# Task statement
Return the material exactly as supplied, apart from the pictures, which are omitted.

# Items from a dataset
# # #
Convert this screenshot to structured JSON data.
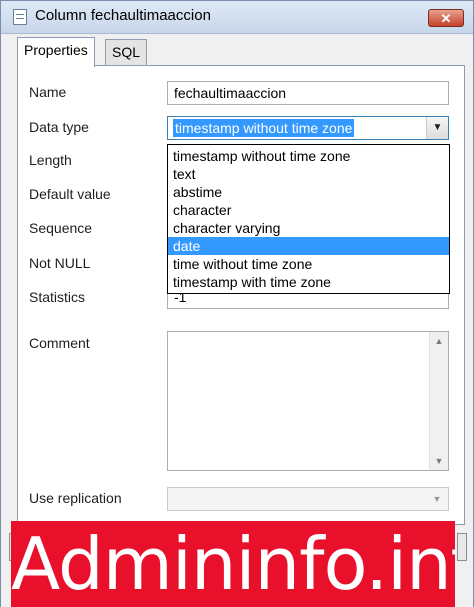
{
  "window": {
    "title": "Column fechaultimaaccion",
    "close_glyph": "✕"
  },
  "tabs": [
    {
      "label": "Properties",
      "active": true
    },
    {
      "label": "SQL",
      "active": false
    }
  ],
  "fields": {
    "name": {
      "label": "Name",
      "value": "fechaultimaaccion"
    },
    "data_type": {
      "label": "Data type",
      "value": "timestamp without time zone"
    },
    "length": {
      "label": "Length"
    },
    "default_value": {
      "label": "Default value"
    },
    "sequence": {
      "label": "Sequence"
    },
    "not_null": {
      "label": "Not NULL"
    },
    "statistics": {
      "label": "Statistics",
      "value": "-1"
    },
    "comment": {
      "label": "Comment"
    },
    "use_replication": {
      "label": "Use replication"
    }
  },
  "dropdown": {
    "options": [
      "timestamp without time zone",
      "text",
      "abstime",
      "character",
      "character varying",
      "date",
      "time without time zone",
      "timestamp with time zone"
    ],
    "selected_index": 5
  },
  "icons": {
    "combo_arrow": "▼",
    "scroll_up": "▲",
    "scroll_down": "▼"
  },
  "watermark": {
    "text": "Admininfo.info"
  },
  "colors": {
    "selection": "#3399ff",
    "watermark_bg": "#e8102a"
  }
}
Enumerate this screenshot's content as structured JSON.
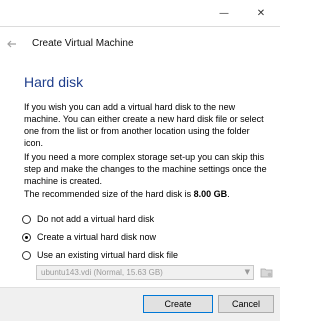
{
  "window": {
    "minimize_symbol": "—",
    "close_symbol": "✕"
  },
  "header": {
    "back_icon": "arrow-left-icon",
    "title": "Create Virtual Machine"
  },
  "page": {
    "section_title": "Hard disk",
    "paragraph1": "If you wish you can add a virtual hard disk to the new machine. You can either create a new hard disk file or select one from the list or from another location using the folder icon.",
    "paragraph2": "If you need a more complex storage set-up you can skip this step and make the changes to the machine settings once the machine is created.",
    "recommended_prefix": "The recommended size of the hard disk is ",
    "recommended_size": "8.00 GB",
    "recommended_suffix": ".",
    "options": [
      {
        "label": "Do not add a virtual hard disk",
        "checked": false
      },
      {
        "label": "Create a virtual hard disk now",
        "checked": true
      },
      {
        "label": "Use an existing virtual hard disk file",
        "checked": false
      }
    ],
    "existing_disk_select": {
      "value": "ubuntu143.vdi (Normal, 15.63 GB)",
      "disabled": true
    },
    "folder_icon": "folder-icon"
  },
  "footer": {
    "create_label": "Create",
    "cancel_label": "Cancel"
  },
  "colors": {
    "section_title": "#1f3e8c",
    "footer_bg": "#f0f0f0",
    "primary_border": "#0078d7"
  }
}
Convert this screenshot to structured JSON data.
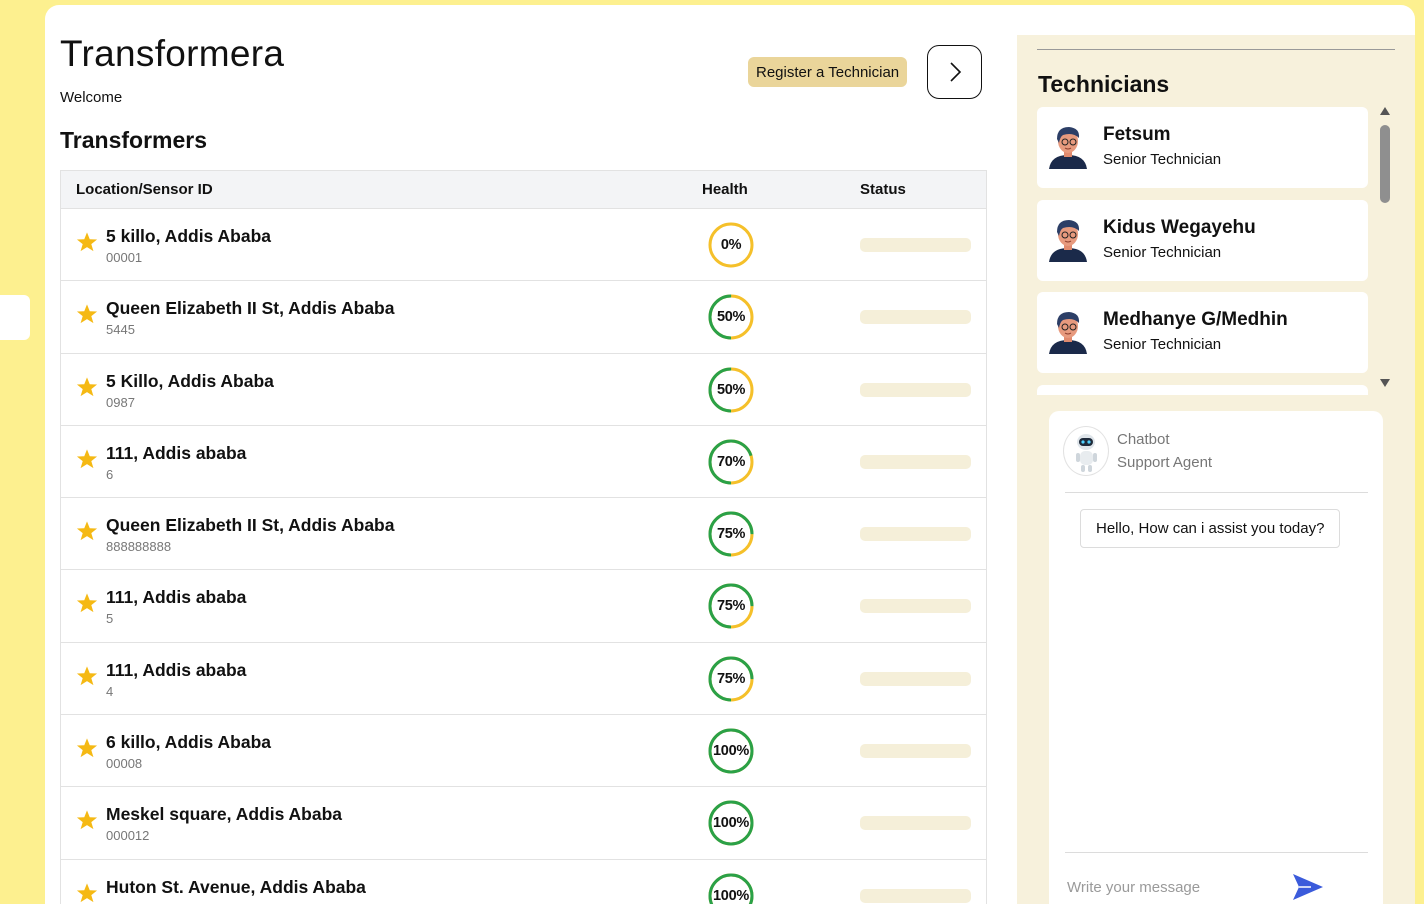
{
  "app": {
    "title": "Transformera",
    "welcome": "Welcome",
    "register_label": "Register a Technician",
    "next_icon": "chevron-right-icon"
  },
  "transformers": {
    "title": "Transformers",
    "columns": [
      "Location/Sensor ID",
      "Health",
      "Status"
    ],
    "rows": [
      {
        "location": "5 killo, Addis Ababa",
        "sensor_id": "00001",
        "health": "0%",
        "health_value": 0
      },
      {
        "location": "Queen Elizabeth II St, Addis Ababa",
        "sensor_id": "5445",
        "health": "50%",
        "health_value": 50
      },
      {
        "location": "5 Killo, Addis Ababa",
        "sensor_id": "0987",
        "health": "50%",
        "health_value": 50
      },
      {
        "location": "111, Addis ababa",
        "sensor_id": "6",
        "health": "70%",
        "health_value": 70
      },
      {
        "location": "Queen Elizabeth II St, Addis Ababa",
        "sensor_id": "888888888",
        "health": "75%",
        "health_value": 75
      },
      {
        "location": "111, Addis ababa",
        "sensor_id": "5",
        "health": "75%",
        "health_value": 75
      },
      {
        "location": "111, Addis ababa",
        "sensor_id": "4",
        "health": "75%",
        "health_value": 75
      },
      {
        "location": "6 killo, Addis Ababa",
        "sensor_id": "00008",
        "health": "100%",
        "health_value": 100
      },
      {
        "location": "Meskel square, Addis Ababa",
        "sensor_id": "000012",
        "health": "100%",
        "health_value": 100
      },
      {
        "location": "Huton St. Avenue, Addis Ababa",
        "sensor_id": "",
        "health": "100%",
        "health_value": 100
      }
    ],
    "colors": {
      "good": "#2aa148",
      "warn": "#f5c02a",
      "star": "#f5b914",
      "status_bar": "#f5efd9"
    }
  },
  "technicians": {
    "title": "Technicians",
    "items": [
      {
        "name": "Fetsum",
        "role": "Senior Technician"
      },
      {
        "name": "Kidus Wegayehu",
        "role": "Senior Technician"
      },
      {
        "name": "Medhanye G/Medhin",
        "role": "Senior Technician"
      }
    ]
  },
  "chat": {
    "bot_name": "Chatbot",
    "bot_role": "Support Agent",
    "greeting": "Hello, How can i assist you today?",
    "placeholder": "Write your message",
    "send_icon": "send-icon",
    "accent": "#3b5bdb"
  }
}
# # #
# Response to this task
Convert this screenshot to structured JSON data.
{
  "window": {
    "title": "Column fechaultimaaccion",
    "close_glyph": "✕"
  },
  "tabs": [
    {
      "label": "Properties",
      "active": true
    },
    {
      "label": "SQL",
      "active": false
    }
  ],
  "fields": {
    "name": {
      "label": "Name",
      "value": "fechaultimaaccion"
    },
    "data_type": {
      "label": "Data type",
      "value": "timestamp without time zone"
    },
    "length": {
      "label": "Length"
    },
    "default_value": {
      "label": "Default value"
    },
    "sequence": {
      "label": "Sequence"
    },
    "not_null": {
      "label": "Not NULL"
    },
    "statistics": {
      "label": "Statistics",
      "value": "-1"
    },
    "comment": {
      "label": "Comment"
    },
    "use_replication": {
      "label": "Use replication"
    }
  },
  "dropdown": {
    "options": [
      "timestamp without time zone",
      "text",
      "abstime",
      "character",
      "character varying",
      "date",
      "time without time zone",
      "timestamp with time zone"
    ],
    "selected_index": 5
  },
  "icons": {
    "combo_arrow": "▼",
    "scroll_up": "▲",
    "scroll_down": "▼"
  },
  "watermark": {
    "text": "Admininfo.info"
  },
  "colors": {
    "selection": "#3399ff",
    "watermark_bg": "#e8102a"
  }
}
Enumerate this screenshot's content as structured JSON.
{
  "window": {
    "minimize_symbol": "—",
    "close_symbol": "✕"
  },
  "header": {
    "back_icon": "arrow-left-icon",
    "title": "Create Virtual Machine"
  },
  "page": {
    "section_title": "Hard disk",
    "paragraph1": "If you wish you can add a virtual hard disk to the new machine. You can either create a new hard disk file or select one from the list or from another location using the folder icon.",
    "paragraph2": "If you need a more complex storage set-up you can skip this step and make the changes to the machine settings once the machine is created.",
    "recommended_prefix": "The recommended size of the hard disk is ",
    "recommended_size": "8.00 GB",
    "recommended_suffix": ".",
    "options": [
      {
        "label": "Do not add a virtual hard disk",
        "checked": false
      },
      {
        "label": "Create a virtual hard disk now",
        "checked": true
      },
      {
        "label": "Use an existing virtual hard disk file",
        "checked": false
      }
    ],
    "existing_disk_select": {
      "value": "ubuntu143.vdi (Normal, 15.63 GB)",
      "disabled": true
    },
    "folder_icon": "folder-icon"
  },
  "footer": {
    "create_label": "Create",
    "cancel_label": "Cancel"
  },
  "colors": {
    "section_title": "#1f3e8c",
    "footer_bg": "#f0f0f0",
    "primary_border": "#0078d7"
  }
}
Convert this screenshot to structured JSON data.
{
  "app": {
    "title": "Transformera",
    "welcome": "Welcome",
    "register_label": "Register a Technician",
    "next_icon": "chevron-right-icon"
  },
  "transformers": {
    "title": "Transformers",
    "columns": [
      "Location/Sensor ID",
      "Health",
      "Status"
    ],
    "rows": [
      {
        "location": "5 killo, Addis Ababa",
        "sensor_id": "00001",
        "health": "0%",
        "health_value": 0
      },
      {
        "location": "Queen Elizabeth II St, Addis Ababa",
        "sensor_id": "5445",
        "health": "50%",
        "health_value": 50
      },
      {
        "location": "5 Killo, Addis Ababa",
        "sensor_id": "0987",
        "health": "50%",
        "health_value": 50
      },
      {
        "location": "111, Addis ababa",
        "sensor_id": "6",
        "health": "70%",
        "health_value": 70
      },
      {
        "location": "Queen Elizabeth II St, Addis Ababa",
        "sensor_id": "888888888",
        "health": "75%",
        "health_value": 75
      },
      {
        "location": "111, Addis ababa",
        "sensor_id": "5",
        "health": "75%",
        "health_value": 75
      },
      {
        "location": "111, Addis ababa",
        "sensor_id": "4",
        "health": "75%",
        "health_value": 75
      },
      {
        "location": "6 killo, Addis Ababa",
        "sensor_id": "00008",
        "health": "100%",
        "health_value": 100
      },
      {
        "location": "Meskel square, Addis Ababa",
        "sensor_id": "000012",
        "health": "100%",
        "health_value": 100
      },
      {
        "location": "Huton St. Avenue, Addis Ababa",
        "sensor_id": "",
        "health": "100%",
        "health_value": 100
      }
    ],
    "colors": {
      "good": "#2aa148",
      "warn": "#f5c02a",
      "star": "#f5b914",
      "status_bar": "#f5efd9"
    }
  },
  "technicians": {
    "title": "Technicians",
    "items": [
      {
        "name": "Fetsum",
        "role": "Senior Technician"
      },
      {
        "name": "Kidus Wegayehu",
        "role": "Senior Technician"
      },
      {
        "name": "Medhanye G/Medhin",
        "role": "Senior Technician"
      }
    ]
  },
  "chat": {
    "bot_name": "Chatbot",
    "bot_role": "Support Agent",
    "greeting": "Hello, How can i assist you today?",
    "placeholder": "Write your message",
    "send_icon": "send-icon",
    "accent": "#3b5bdb"
  }
}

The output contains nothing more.